• **Aim of the task**: Below is a block of records; reproduce all of them exactly and leave out any pictures.

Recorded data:
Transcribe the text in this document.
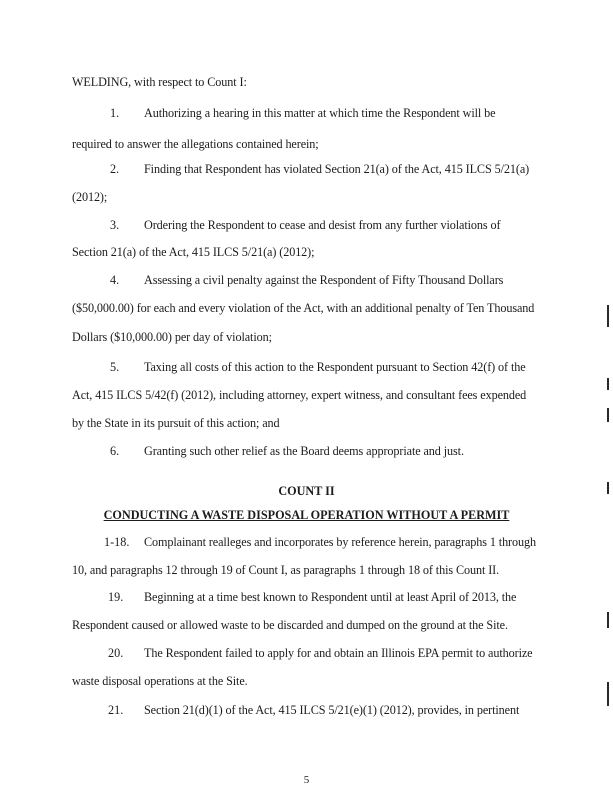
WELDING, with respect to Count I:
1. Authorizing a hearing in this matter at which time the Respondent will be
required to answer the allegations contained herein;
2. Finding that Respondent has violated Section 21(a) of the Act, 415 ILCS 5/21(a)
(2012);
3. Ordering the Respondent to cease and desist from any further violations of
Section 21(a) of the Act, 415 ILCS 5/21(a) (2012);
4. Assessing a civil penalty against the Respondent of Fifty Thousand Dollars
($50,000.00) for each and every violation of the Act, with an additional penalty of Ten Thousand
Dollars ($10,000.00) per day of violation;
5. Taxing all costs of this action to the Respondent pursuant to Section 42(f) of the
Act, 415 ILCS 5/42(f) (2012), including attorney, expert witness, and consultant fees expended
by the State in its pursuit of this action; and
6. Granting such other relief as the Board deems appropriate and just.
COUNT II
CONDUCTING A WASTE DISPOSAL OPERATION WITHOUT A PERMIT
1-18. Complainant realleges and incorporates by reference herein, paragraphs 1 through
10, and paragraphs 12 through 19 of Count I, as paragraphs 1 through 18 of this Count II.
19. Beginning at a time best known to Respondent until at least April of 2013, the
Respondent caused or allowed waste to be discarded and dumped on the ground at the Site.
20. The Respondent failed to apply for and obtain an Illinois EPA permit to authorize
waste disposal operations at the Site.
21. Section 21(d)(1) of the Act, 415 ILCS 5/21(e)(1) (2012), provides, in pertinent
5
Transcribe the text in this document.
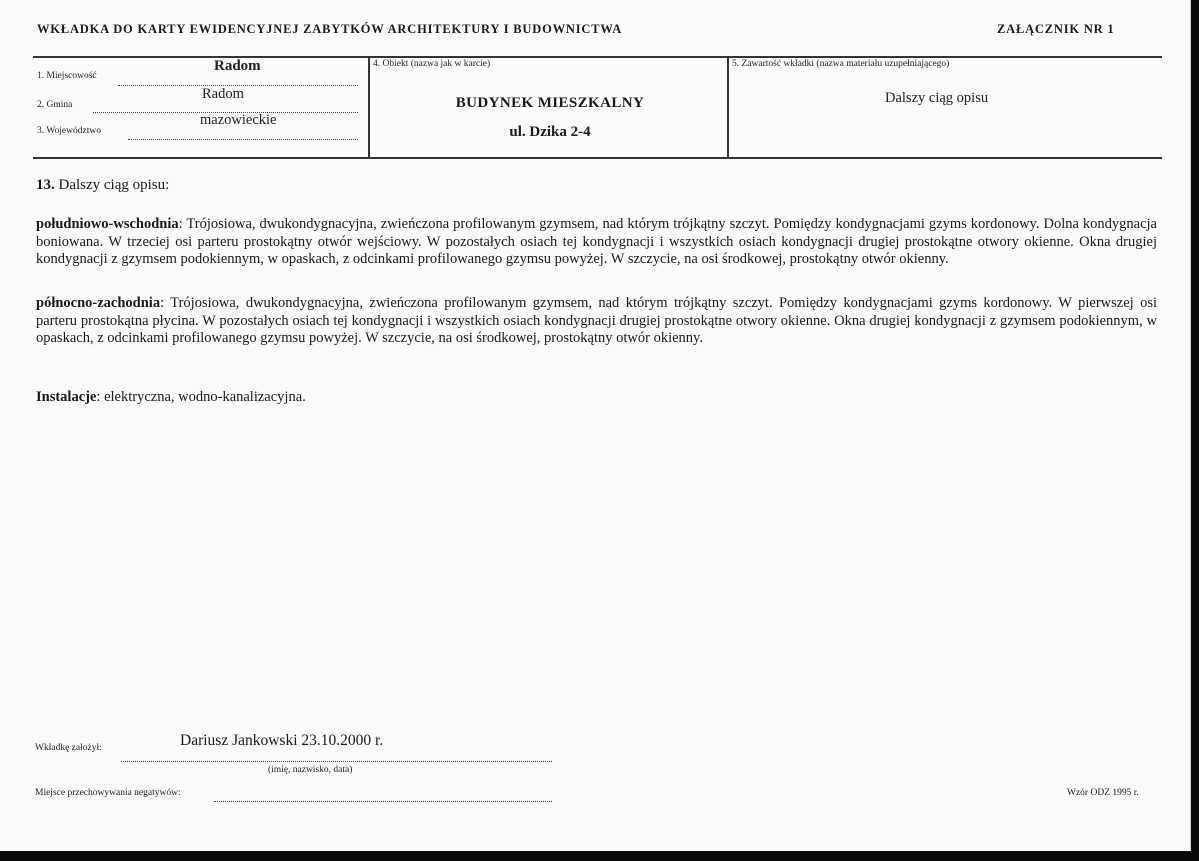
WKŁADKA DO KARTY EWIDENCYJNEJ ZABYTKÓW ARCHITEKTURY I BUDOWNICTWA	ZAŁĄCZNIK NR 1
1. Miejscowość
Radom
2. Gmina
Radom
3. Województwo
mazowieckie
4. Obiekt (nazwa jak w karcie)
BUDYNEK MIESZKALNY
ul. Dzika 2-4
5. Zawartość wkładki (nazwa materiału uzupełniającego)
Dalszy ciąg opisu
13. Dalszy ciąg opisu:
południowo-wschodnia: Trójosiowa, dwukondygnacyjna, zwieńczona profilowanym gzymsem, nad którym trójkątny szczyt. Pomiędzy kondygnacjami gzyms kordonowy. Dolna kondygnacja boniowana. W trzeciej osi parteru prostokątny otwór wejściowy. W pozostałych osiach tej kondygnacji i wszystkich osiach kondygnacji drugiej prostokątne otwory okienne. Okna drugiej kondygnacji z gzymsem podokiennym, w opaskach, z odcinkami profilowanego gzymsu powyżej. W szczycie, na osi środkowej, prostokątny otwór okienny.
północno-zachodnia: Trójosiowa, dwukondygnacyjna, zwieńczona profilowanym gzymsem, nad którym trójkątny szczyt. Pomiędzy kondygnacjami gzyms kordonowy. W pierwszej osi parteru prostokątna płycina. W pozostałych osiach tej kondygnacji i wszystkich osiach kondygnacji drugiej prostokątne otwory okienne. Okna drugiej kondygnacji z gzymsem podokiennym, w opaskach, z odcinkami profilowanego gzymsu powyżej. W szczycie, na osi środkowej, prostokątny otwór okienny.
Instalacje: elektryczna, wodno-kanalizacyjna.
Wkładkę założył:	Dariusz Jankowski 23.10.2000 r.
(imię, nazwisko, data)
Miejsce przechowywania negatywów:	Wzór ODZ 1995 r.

• **The solution**:
Transcribe the text in this document.
WELDING, with respect to Count I:
1. Authorizing a hearing in this matter at which time the Respondent will be
required to answer the allegations contained herein;
2. Finding that Respondent has violated Section 21(a) of the Act, 415 ILCS 5/21(a)
(2012);
3. Ordering the Respondent to cease and desist from any further violations of
Section 21(a) of the Act, 415 ILCS 5/21(a) (2012);
4. Assessing a civil penalty against the Respondent of Fifty Thousand Dollars
($50,000.00) for each and every violation of the Act, with an additional penalty of Ten Thousand
Dollars ($10,000.00) per day of violation;
5. Taxing all costs of this action to the Respondent pursuant to Section 42(f) of the
Act, 415 ILCS 5/42(f) (2012), including attorney, expert witness, and consultant fees expended
by the State in its pursuit of this action; and
6. Granting such other relief as the Board deems appropriate and just.
COUNT II
CONDUCTING A WASTE DISPOSAL OPERATION WITHOUT A PERMIT
1-18. Complainant realleges and incorporates by reference herein, paragraphs 1 through
10, and paragraphs 12 through 19 of Count I, as paragraphs 1 through 18 of this Count II.
19. Beginning at a time best known to Respondent until at least April of 2013, the
Respondent caused or allowed waste to be discarded and dumped on the ground at the Site.
20. The Respondent failed to apply for and obtain an Illinois EPA permit to authorize
waste disposal operations at the Site.
21. Section 21(d)(1) of the Act, 415 ILCS 5/21(e)(1) (2012), provides, in pertinent
5
Transcribe the text in this document.
WKŁADKA DO KARTY EWIDENCYJNEJ ZABYTKÓW ARCHITEKTURY I BUDOWNICTWA	ZAŁĄCZNIK NR 1
1. Miejscowość
Radom
2. Gmina
Radom
3. Województwo
mazowieckie
4. Obiekt (nazwa jak w karcie)
BUDYNEK MIESZKALNY
ul. Dzika 2-4
5. Zawartość wkładki (nazwa materiału uzupełniającego)
Dalszy ciąg opisu
13. Dalszy ciąg opisu:
południowo-wschodnia: Trójosiowa, dwukondygnacyjna, zwieńczona profilowanym gzymsem, nad którym trójkątny szczyt. Pomiędzy kondygnacjami gzyms kordonowy. Dolna kondygnacja boniowana. W trzeciej osi parteru prostokątny otwór wejściowy. W pozostałych osiach tej kondygnacji i wszystkich osiach kondygnacji drugiej prostokątne otwory okienne. Okna drugiej kondygnacji z gzymsem podokiennym, w opaskach, z odcinkami profilowanego gzymsu powyżej. W szczycie, na osi środkowej, prostokątny otwór okienny.
północno-zachodnia: Trójosiowa, dwukondygnacyjna, zwieńczona profilowanym gzymsem, nad którym trójkątny szczyt. Pomiędzy kondygnacjami gzyms kordonowy. W pierwszej osi parteru prostokątna płycina. W pozostałych osiach tej kondygnacji i wszystkich osiach kondygnacji drugiej prostokątne otwory okienne. Okna drugiej kondygnacji z gzymsem podokiennym, w opaskach, z odcinkami profilowanego gzymsu powyżej. W szczycie, na osi środkowej, prostokątny otwór okienny.
Instalacje: elektryczna, wodno-kanalizacyjna.
Wkładkę założył:	Dariusz Jankowski 23.10.2000 r.
(imię, nazwisko, data)
Miejsce przechowywania negatywów:	Wzór ODZ 1995 r.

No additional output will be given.